PROBLEM
Verbatim output of all the material below is required.

SOURCE MATERIAL
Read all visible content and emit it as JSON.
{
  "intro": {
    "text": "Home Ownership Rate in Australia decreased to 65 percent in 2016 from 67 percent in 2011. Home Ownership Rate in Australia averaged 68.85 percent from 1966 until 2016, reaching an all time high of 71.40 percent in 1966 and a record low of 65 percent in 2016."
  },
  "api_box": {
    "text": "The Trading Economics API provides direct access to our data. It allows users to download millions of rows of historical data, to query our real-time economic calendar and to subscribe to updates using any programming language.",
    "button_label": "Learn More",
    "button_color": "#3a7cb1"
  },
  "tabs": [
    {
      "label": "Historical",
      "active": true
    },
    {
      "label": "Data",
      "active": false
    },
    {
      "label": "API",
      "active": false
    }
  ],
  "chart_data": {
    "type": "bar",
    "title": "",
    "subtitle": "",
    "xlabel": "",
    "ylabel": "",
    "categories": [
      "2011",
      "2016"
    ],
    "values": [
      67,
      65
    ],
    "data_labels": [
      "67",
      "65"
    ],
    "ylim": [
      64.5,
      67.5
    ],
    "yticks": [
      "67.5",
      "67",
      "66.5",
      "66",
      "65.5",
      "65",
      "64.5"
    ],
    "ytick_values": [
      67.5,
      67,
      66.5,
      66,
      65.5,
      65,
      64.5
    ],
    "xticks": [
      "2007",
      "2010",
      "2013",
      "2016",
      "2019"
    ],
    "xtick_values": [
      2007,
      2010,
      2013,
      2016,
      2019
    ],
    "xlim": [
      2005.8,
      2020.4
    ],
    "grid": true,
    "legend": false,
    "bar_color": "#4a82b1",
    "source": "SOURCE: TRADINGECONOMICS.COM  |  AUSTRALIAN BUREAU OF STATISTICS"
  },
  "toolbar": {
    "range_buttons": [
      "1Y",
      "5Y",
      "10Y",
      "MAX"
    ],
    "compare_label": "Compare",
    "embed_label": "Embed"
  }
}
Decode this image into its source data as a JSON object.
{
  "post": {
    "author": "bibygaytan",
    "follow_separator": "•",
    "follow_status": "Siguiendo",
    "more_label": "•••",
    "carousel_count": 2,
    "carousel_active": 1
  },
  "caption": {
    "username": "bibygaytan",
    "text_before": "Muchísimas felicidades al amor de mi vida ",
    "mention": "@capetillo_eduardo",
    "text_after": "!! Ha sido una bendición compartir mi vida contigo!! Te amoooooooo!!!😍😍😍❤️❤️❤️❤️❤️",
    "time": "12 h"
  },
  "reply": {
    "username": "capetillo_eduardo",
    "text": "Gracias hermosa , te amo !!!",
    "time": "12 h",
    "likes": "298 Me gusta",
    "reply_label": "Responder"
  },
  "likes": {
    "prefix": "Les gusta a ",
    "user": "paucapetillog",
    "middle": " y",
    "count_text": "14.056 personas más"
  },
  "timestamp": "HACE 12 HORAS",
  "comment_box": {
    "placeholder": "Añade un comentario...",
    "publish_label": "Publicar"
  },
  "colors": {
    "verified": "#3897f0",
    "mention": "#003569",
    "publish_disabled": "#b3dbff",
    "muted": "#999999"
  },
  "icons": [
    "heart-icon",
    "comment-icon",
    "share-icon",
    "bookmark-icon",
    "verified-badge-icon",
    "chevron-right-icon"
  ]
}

EXERCISE ANSWER
Read all visible content and emit it as JSON.
{
  "intro": {
    "text": "Home Ownership Rate in Australia decreased to 65 percent in 2016 from 67 percent in 2011. Home Ownership Rate in Australia averaged 68.85 percent from 1966 until 2016, reaching an all time high of 71.40 percent in 1966 and a record low of 65 percent in 2016."
  },
  "api_box": {
    "text": "The Trading Economics API provides direct access to our data. It allows users to download millions of rows of historical data, to query our real-time economic calendar and to subscribe to updates using any programming language.",
    "button_label": "Learn More",
    "button_color": "#3a7cb1"
  },
  "tabs": [
    {
      "label": "Historical",
      "active": true
    },
    {
      "label": "Data",
      "active": false
    },
    {
      "label": "API",
      "active": false
    }
  ],
  "chart_data": {
    "type": "bar",
    "title": "",
    "subtitle": "",
    "xlabel": "",
    "ylabel": "",
    "categories": [
      "2011",
      "2016"
    ],
    "values": [
      67,
      65
    ],
    "data_labels": [
      "67",
      "65"
    ],
    "ylim": [
      64.5,
      67.5
    ],
    "yticks": [
      "67.5",
      "67",
      "66.5",
      "66",
      "65.5",
      "65",
      "64.5"
    ],
    "ytick_values": [
      67.5,
      67,
      66.5,
      66,
      65.5,
      65,
      64.5
    ],
    "xticks": [
      "2007",
      "2010",
      "2013",
      "2016",
      "2019"
    ],
    "xtick_values": [
      2007,
      2010,
      2013,
      2016,
      2019
    ],
    "xlim": [
      2005.8,
      2020.4
    ],
    "grid": true,
    "legend": false,
    "bar_color": "#4a82b1",
    "source": "SOURCE: TRADINGECONOMICS.COM  |  AUSTRALIAN BUREAU OF STATISTICS"
  },
  "toolbar": {
    "range_buttons": [
      "1Y",
      "5Y",
      "10Y",
      "MAX"
    ],
    "compare_label": "Compare",
    "embed_label": "Embed"
  }
}
Decode this image into its source data as a JSON object.
{
  "post": {
    "author": "bibygaytan",
    "follow_separator": "•",
    "follow_status": "Siguiendo",
    "more_label": "•••",
    "carousel_count": 2,
    "carousel_active": 1
  },
  "caption": {
    "username": "bibygaytan",
    "text_before": "Muchísimas felicidades al amor de mi vida ",
    "mention": "@capetillo_eduardo",
    "text_after": "!! Ha sido una bendición compartir mi vida contigo!! Te amoooooooo!!!😍😍😍❤️❤️❤️❤️❤️",
    "time": "12 h"
  },
  "reply": {
    "username": "capetillo_eduardo",
    "text": "Gracias hermosa , te amo !!!",
    "time": "12 h",
    "likes": "298 Me gusta",
    "reply_label": "Responder"
  },
  "likes": {
    "prefix": "Les gusta a ",
    "user": "paucapetillog",
    "middle": " y",
    "count_text": "14.056 personas más"
  },
  "timestamp": "HACE 12 HORAS",
  "comment_box": {
    "placeholder": "Añade un comentario...",
    "publish_label": "Publicar"
  },
  "colors": {
    "verified": "#3897f0",
    "mention": "#003569",
    "publish_disabled": "#b3dbff",
    "muted": "#999999"
  },
  "icons": [
    "heart-icon",
    "comment-icon",
    "share-icon",
    "bookmark-icon",
    "verified-badge-icon",
    "chevron-right-icon"
  ]
}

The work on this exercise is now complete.